Task directions. Copy all lines that contain the word "about".

+--

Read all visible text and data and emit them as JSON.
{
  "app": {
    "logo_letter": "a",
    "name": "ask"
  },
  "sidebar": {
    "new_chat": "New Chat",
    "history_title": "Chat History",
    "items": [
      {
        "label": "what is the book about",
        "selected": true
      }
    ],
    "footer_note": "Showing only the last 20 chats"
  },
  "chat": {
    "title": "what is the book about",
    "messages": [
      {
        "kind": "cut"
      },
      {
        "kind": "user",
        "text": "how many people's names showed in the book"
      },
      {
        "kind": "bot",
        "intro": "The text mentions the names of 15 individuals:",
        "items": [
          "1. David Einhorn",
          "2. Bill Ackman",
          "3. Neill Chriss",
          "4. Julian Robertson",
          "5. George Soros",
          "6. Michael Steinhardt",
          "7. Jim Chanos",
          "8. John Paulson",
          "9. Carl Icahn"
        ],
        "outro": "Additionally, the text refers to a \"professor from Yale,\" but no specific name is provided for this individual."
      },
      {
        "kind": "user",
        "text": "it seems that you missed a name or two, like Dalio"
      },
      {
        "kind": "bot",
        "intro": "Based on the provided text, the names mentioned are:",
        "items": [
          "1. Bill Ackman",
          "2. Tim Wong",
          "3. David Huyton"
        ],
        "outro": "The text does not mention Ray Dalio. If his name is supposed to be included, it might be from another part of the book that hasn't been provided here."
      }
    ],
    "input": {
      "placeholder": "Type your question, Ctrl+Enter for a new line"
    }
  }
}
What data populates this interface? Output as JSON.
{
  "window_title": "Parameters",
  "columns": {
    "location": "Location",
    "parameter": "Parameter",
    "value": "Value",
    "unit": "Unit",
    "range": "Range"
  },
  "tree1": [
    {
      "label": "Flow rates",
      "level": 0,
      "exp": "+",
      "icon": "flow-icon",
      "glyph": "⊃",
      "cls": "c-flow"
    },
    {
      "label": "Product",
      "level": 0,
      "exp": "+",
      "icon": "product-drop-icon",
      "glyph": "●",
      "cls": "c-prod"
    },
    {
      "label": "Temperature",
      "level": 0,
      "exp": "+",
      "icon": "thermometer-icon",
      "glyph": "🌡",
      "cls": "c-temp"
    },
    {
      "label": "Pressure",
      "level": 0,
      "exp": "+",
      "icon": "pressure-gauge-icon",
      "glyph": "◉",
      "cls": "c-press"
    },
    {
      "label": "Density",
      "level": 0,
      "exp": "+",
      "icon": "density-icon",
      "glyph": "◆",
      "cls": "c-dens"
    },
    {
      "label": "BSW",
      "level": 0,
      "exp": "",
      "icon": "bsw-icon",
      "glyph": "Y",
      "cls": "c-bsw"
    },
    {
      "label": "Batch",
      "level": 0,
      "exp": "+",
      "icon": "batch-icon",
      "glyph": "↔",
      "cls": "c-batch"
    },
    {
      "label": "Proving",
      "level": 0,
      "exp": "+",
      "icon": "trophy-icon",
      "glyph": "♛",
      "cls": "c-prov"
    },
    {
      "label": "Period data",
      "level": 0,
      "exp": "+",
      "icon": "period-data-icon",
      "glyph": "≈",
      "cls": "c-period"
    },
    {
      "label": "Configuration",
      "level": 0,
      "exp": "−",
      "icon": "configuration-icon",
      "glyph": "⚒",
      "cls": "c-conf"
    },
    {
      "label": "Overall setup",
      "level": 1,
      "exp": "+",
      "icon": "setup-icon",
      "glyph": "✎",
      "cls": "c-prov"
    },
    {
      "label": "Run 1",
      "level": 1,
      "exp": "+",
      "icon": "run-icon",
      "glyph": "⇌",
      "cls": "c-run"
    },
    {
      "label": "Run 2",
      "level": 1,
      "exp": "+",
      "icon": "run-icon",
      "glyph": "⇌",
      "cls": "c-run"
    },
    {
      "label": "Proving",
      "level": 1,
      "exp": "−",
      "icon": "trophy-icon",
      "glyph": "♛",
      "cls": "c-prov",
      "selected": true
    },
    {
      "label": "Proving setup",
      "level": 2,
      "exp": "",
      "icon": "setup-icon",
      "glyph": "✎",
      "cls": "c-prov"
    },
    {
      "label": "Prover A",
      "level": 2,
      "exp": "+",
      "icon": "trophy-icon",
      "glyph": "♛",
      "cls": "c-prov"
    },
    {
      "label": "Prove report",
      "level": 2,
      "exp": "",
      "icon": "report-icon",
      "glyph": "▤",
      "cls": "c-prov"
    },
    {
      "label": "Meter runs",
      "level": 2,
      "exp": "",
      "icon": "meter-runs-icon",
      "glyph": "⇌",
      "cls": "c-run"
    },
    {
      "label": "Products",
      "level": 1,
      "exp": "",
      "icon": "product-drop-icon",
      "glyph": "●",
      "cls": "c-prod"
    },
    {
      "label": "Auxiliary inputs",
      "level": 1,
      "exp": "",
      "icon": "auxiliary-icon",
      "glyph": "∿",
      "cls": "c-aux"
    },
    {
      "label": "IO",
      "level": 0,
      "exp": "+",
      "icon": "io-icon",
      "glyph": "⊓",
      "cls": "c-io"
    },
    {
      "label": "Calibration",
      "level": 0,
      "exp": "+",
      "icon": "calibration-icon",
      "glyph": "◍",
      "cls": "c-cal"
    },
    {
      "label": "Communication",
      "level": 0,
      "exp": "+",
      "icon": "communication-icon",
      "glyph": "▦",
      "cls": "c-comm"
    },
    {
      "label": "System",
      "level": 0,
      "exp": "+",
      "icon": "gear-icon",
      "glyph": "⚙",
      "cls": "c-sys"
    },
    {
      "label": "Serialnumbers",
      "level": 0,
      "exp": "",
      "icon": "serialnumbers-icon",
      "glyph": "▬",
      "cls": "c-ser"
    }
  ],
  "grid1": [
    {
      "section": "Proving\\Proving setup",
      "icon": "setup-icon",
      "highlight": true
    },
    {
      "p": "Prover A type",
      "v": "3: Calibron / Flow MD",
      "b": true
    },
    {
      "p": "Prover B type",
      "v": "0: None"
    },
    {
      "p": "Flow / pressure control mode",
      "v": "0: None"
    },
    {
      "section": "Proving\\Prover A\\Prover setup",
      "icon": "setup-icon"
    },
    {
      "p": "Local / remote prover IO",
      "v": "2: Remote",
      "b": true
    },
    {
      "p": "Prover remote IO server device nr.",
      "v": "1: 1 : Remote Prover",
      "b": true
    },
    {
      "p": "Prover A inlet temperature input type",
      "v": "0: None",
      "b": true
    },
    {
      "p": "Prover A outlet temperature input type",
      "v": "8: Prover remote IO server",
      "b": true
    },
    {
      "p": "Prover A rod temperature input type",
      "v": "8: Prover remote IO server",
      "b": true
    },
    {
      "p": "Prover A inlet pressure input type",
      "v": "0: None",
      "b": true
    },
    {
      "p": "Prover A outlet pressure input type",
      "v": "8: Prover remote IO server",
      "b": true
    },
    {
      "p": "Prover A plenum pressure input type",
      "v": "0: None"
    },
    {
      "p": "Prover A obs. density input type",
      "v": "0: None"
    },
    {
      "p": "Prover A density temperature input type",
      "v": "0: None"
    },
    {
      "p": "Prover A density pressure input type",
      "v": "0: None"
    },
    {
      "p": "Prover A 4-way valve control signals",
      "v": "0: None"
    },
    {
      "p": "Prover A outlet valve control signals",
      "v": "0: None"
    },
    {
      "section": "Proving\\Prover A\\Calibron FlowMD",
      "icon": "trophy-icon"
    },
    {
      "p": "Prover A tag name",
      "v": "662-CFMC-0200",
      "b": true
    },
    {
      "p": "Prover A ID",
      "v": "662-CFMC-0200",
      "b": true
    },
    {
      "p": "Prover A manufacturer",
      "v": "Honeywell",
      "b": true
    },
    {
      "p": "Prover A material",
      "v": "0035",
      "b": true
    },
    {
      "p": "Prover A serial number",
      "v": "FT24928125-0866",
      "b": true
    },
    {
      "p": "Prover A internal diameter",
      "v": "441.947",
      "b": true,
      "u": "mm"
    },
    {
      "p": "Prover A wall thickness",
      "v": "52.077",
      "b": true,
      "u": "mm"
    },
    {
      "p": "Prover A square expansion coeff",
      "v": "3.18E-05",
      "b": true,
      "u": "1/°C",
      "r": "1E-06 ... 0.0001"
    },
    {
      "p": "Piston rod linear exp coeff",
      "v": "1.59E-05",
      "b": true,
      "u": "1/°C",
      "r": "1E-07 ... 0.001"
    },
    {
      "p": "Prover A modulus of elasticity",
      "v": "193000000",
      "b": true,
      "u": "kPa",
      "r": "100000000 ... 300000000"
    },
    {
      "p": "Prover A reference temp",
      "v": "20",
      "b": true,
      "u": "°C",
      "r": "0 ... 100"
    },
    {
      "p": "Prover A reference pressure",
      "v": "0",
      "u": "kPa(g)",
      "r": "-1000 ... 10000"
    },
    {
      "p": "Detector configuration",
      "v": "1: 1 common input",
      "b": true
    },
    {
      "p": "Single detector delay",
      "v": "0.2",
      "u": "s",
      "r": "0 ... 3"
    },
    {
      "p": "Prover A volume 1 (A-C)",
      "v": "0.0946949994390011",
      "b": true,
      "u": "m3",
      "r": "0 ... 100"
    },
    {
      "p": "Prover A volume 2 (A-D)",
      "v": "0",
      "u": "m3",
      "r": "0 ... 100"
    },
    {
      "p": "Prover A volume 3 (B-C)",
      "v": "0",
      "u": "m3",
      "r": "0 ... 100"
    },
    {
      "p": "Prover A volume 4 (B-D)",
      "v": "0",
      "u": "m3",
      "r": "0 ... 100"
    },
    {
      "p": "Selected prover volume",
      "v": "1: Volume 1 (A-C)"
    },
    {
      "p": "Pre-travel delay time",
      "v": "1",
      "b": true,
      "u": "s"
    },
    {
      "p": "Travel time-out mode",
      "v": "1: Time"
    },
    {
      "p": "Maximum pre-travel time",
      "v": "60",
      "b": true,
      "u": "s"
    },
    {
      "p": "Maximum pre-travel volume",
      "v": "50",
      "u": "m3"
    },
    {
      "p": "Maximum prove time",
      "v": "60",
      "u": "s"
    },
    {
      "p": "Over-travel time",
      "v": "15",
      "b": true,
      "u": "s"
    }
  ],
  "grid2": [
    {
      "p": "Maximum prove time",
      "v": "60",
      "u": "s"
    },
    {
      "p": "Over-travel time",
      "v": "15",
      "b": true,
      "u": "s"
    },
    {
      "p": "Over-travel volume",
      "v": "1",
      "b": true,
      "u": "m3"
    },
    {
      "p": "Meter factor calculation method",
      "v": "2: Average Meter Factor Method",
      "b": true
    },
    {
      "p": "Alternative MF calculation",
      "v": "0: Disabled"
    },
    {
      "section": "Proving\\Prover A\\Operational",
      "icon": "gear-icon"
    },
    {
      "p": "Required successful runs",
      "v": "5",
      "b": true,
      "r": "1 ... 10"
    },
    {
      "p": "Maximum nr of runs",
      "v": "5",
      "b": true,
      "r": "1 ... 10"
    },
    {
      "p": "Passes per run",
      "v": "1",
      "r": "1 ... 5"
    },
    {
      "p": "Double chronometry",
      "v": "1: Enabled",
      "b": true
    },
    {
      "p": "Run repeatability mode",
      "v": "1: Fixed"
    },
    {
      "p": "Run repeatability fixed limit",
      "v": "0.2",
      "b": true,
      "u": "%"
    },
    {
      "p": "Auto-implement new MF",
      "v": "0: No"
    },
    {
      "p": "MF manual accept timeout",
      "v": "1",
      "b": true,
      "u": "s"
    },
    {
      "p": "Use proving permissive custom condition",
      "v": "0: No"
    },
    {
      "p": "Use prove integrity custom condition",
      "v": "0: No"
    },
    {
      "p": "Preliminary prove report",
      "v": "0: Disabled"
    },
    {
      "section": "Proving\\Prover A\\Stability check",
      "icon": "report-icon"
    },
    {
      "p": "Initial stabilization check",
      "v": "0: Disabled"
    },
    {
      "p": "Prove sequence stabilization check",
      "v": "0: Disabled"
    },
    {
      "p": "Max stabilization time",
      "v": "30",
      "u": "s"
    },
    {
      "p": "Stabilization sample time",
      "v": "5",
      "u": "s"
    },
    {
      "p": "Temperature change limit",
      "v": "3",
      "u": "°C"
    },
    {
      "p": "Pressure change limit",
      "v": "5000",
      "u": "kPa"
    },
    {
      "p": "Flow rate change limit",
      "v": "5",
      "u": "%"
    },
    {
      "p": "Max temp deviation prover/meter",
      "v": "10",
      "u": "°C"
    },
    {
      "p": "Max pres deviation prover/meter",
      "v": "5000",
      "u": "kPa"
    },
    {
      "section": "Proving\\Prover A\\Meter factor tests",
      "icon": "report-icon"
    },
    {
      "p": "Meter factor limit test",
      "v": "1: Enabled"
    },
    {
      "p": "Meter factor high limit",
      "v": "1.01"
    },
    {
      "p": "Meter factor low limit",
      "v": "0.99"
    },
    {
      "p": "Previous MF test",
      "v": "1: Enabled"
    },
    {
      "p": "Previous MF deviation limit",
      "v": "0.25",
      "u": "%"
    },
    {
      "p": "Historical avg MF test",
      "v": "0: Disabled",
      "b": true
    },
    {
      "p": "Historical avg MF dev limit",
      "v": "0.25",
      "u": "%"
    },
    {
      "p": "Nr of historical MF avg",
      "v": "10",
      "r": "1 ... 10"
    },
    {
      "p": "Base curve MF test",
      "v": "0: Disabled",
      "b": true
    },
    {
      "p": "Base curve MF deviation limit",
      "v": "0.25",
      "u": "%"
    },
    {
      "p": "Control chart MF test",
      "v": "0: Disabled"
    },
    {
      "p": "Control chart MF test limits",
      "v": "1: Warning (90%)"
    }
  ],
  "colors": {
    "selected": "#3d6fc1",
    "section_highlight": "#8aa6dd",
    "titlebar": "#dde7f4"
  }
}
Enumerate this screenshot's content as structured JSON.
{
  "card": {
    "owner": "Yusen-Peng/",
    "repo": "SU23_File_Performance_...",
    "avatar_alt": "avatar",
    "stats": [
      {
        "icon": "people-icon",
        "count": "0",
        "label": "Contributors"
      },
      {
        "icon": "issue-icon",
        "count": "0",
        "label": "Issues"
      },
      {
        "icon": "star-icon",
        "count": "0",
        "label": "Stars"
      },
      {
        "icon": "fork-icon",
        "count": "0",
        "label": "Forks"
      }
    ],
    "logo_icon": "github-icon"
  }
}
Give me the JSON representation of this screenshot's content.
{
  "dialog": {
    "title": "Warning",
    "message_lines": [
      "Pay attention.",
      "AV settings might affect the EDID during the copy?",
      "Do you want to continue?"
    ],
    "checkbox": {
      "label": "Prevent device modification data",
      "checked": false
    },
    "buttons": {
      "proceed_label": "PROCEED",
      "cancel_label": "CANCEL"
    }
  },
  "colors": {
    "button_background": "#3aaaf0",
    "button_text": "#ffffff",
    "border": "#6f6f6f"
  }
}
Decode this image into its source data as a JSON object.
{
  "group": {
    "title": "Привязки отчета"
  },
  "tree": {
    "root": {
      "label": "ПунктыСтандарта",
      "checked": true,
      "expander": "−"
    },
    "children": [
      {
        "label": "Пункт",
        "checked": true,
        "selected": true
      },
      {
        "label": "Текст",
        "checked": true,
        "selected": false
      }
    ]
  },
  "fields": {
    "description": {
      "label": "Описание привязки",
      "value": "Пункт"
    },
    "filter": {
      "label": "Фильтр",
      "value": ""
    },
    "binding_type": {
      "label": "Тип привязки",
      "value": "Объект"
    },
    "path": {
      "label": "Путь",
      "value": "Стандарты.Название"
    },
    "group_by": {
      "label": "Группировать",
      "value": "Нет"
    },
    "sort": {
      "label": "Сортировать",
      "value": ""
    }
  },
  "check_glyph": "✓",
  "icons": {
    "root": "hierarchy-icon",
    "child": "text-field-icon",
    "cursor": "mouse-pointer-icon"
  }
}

+--

Written solution.
        "label": "what is the book about",
    "title": "what is the book about",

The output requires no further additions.